Your goal. Reproduce each of the lines word for word.

Stored rows.
====================

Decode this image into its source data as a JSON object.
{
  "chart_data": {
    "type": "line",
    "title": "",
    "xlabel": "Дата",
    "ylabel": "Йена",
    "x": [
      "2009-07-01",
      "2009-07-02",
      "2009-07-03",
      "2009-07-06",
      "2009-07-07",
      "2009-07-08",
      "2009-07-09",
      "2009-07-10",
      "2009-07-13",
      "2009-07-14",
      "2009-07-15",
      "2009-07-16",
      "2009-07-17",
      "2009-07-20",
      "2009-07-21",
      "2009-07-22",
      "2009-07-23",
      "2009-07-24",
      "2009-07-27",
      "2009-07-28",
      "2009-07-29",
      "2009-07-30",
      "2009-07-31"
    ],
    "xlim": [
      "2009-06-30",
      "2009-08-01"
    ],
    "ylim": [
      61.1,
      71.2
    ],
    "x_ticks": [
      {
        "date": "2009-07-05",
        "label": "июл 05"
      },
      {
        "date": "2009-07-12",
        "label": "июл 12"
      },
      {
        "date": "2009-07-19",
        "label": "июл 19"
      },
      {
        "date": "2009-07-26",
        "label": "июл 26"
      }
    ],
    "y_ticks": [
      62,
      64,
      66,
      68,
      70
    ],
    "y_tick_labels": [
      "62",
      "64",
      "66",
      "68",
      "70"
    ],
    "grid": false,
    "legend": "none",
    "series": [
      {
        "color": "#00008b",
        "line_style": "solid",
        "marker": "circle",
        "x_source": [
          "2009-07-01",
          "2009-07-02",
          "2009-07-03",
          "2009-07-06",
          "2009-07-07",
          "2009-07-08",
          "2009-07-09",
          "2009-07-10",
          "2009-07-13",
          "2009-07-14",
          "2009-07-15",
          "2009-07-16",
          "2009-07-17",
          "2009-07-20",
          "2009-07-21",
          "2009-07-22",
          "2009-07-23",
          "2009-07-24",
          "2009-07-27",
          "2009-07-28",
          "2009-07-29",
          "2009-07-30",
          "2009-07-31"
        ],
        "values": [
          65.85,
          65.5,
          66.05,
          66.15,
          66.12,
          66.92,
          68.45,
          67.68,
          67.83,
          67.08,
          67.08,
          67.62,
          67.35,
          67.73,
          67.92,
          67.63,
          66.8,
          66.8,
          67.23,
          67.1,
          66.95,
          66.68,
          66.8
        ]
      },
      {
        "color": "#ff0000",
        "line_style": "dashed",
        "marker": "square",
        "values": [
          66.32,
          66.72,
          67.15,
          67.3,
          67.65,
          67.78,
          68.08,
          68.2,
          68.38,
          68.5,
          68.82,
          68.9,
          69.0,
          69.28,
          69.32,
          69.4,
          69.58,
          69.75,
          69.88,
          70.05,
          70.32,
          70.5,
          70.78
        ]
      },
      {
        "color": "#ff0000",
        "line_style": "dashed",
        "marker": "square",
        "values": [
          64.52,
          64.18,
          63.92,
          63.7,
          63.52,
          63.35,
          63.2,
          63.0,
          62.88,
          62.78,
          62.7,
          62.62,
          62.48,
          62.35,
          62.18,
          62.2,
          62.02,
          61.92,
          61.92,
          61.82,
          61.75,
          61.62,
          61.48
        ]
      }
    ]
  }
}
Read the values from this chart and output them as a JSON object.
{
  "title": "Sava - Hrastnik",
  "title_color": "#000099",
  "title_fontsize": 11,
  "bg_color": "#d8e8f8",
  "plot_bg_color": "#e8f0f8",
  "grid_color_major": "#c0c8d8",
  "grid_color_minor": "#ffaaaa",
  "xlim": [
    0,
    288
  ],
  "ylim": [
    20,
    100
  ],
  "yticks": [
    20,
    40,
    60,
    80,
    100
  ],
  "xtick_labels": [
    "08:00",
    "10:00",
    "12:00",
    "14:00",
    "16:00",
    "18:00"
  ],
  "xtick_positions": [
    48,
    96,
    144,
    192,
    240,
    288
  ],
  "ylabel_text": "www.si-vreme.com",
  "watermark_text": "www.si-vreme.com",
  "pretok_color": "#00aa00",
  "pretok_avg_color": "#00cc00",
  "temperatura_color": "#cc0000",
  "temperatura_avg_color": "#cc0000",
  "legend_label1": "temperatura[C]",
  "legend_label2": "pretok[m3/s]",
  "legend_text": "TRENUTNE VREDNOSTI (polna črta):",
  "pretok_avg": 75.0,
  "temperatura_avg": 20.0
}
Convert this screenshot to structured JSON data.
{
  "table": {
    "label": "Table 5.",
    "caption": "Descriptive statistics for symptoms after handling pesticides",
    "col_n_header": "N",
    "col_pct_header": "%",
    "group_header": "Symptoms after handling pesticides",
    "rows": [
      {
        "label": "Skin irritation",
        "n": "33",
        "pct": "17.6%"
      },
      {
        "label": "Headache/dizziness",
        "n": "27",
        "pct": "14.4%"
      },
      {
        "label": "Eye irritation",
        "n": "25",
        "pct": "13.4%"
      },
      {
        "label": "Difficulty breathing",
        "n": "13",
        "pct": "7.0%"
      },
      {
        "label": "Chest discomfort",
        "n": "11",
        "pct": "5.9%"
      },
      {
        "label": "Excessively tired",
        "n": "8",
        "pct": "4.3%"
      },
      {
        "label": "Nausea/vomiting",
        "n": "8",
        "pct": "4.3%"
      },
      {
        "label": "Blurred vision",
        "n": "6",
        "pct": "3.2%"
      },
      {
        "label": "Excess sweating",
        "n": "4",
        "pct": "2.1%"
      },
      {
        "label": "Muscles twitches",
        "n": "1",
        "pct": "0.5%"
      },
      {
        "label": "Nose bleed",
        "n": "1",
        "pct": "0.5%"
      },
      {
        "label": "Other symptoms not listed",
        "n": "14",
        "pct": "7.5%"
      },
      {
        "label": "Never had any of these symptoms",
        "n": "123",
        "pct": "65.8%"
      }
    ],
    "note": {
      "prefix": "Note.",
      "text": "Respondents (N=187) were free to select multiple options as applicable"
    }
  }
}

====================

Task solution.
Decode this image into its source data as a JSON object.
{
  "chart_data": {
    "type": "line",
    "title": "",
    "xlabel": "Дата",
    "ylabel": "Йена",
    "x": [
      "2009-07-01",
      "2009-07-02",
      "2009-07-03",
      "2009-07-06",
      "2009-07-07",
      "2009-07-08",
      "2009-07-09",
      "2009-07-10",
      "2009-07-13",
      "2009-07-14",
      "2009-07-15",
      "2009-07-16",
      "2009-07-17",
      "2009-07-20",
      "2009-07-21",
      "2009-07-22",
      "2009-07-23",
      "2009-07-24",
      "2009-07-27",
      "2009-07-28",
      "2009-07-29",
      "2009-07-30",
      "2009-07-31"
    ],
    "xlim": [
      "2009-06-30",
      "2009-08-01"
    ],
    "ylim": [
      61.1,
      71.2
    ],
    "x_ticks": [
      {
        "date": "2009-07-05",
        "label": "июл 05"
      },
      {
        "date": "2009-07-12",
        "label": "июл 12"
      },
      {
        "date": "2009-07-19",
        "label": "июл 19"
      },
      {
        "date": "2009-07-26",
        "label": "июл 26"
      }
    ],
    "y_ticks": [
      62,
      64,
      66,
      68,
      70
    ],
    "y_tick_labels": [
      "62",
      "64",
      "66",
      "68",
      "70"
    ],
    "grid": false,
    "legend": "none",
    "series": [
      {
        "color": "#00008b",
        "line_style": "solid",
        "marker": "circle",
        "x_source": [
          "2009-07-01",
          "2009-07-02",
          "2009-07-03",
          "2009-07-06",
          "2009-07-07",
          "2009-07-08",
          "2009-07-09",
          "2009-07-10",
          "2009-07-13",
          "2009-07-14",
          "2009-07-15",
          "2009-07-16",
          "2009-07-17",
          "2009-07-20",
          "2009-07-21",
          "2009-07-22",
          "2009-07-23",
          "2009-07-24",
          "2009-07-27",
          "2009-07-28",
          "2009-07-29",
          "2009-07-30",
          "2009-07-31"
        ],
        "values": [
          65.85,
          65.5,
          66.05,
          66.15,
          66.12,
          66.92,
          68.45,
          67.68,
          67.83,
          67.08,
          67.08,
          67.62,
          67.35,
          67.73,
          67.92,
          67.63,
          66.8,
          66.8,
          67.23,
          67.1,
          66.95,
          66.68,
          66.8
        ]
      },
      {
        "color": "#ff0000",
        "line_style": "dashed",
        "marker": "square",
        "values": [
          66.32,
          66.72,
          67.15,
          67.3,
          67.65,
          67.78,
          68.08,
          68.2,
          68.38,
          68.5,
          68.82,
          68.9,
          69.0,
          69.28,
          69.32,
          69.4,
          69.58,
          69.75,
          69.88,
          70.05,
          70.32,
          70.5,
          70.78
        ]
      },
      {
        "color": "#ff0000",
        "line_style": "dashed",
        "marker": "square",
        "values": [
          64.52,
          64.18,
          63.92,
          63.7,
          63.52,
          63.35,
          63.2,
          63.0,
          62.88,
          62.78,
          62.7,
          62.62,
          62.48,
          62.35,
          62.18,
          62.2,
          62.02,
          61.92,
          61.92,
          61.82,
          61.75,
          61.62,
          61.48
        ]
      }
    ]
  }
}
Read the values from this chart and output them as a JSON object.
{
  "title": "Sava - Hrastnik",
  "title_color": "#000099",
  "title_fontsize": 11,
  "bg_color": "#d8e8f8",
  "plot_bg_color": "#e8f0f8",
  "grid_color_major": "#c0c8d8",
  "grid_color_minor": "#ffaaaa",
  "xlim": [
    0,
    288
  ],
  "ylim": [
    20,
    100
  ],
  "yticks": [
    20,
    40,
    60,
    80,
    100
  ],
  "xtick_labels": [
    "08:00",
    "10:00",
    "12:00",
    "14:00",
    "16:00",
    "18:00"
  ],
  "xtick_positions": [
    48,
    96,
    144,
    192,
    240,
    288
  ],
  "ylabel_text": "www.si-vreme.com",
  "watermark_text": "www.si-vreme.com",
  "pretok_color": "#00aa00",
  "pretok_avg_color": "#00cc00",
  "temperatura_color": "#cc0000",
  "temperatura_avg_color": "#cc0000",
  "legend_label1": "temperatura[C]",
  "legend_label2": "pretok[m3/s]",
  "legend_text": "TRENUTNE VREDNOSTI (polna črta):",
  "pretok_avg": 75.0,
  "temperatura_avg": 20.0
}
Convert this screenshot to structured JSON data.
{
  "table": {
    "label": "Table 5.",
    "caption": "Descriptive statistics for symptoms after handling pesticides",
    "col_n_header": "N",
    "col_pct_header": "%",
    "group_header": "Symptoms after handling pesticides",
    "rows": [
      {
        "label": "Skin irritation",
        "n": "33",
        "pct": "17.6%"
      },
      {
        "label": "Headache/dizziness",
        "n": "27",
        "pct": "14.4%"
      },
      {
        "label": "Eye irritation",
        "n": "25",
        "pct": "13.4%"
      },
      {
        "label": "Difficulty breathing",
        "n": "13",
        "pct": "7.0%"
      },
      {
        "label": "Chest discomfort",
        "n": "11",
        "pct": "5.9%"
      },
      {
        "label": "Excessively tired",
        "n": "8",
        "pct": "4.3%"
      },
      {
        "label": "Nausea/vomiting",
        "n": "8",
        "pct": "4.3%"
      },
      {
        "label": "Blurred vision",
        "n": "6",
        "pct": "3.2%"
      },
      {
        "label": "Excess sweating",
        "n": "4",
        "pct": "2.1%"
      },
      {
        "label": "Muscles twitches",
        "n": "1",
        "pct": "0.5%"
      },
      {
        "label": "Nose bleed",
        "n": "1",
        "pct": "0.5%"
      },
      {
        "label": "Other symptoms not listed",
        "n": "14",
        "pct": "7.5%"
      },
      {
        "label": "Never had any of these symptoms",
        "n": "123",
        "pct": "65.8%"
      }
    ],
    "note": {
      "prefix": "Note.",
      "text": "Respondents (N=187) were free to select multiple options as applicable"
    }
  }
}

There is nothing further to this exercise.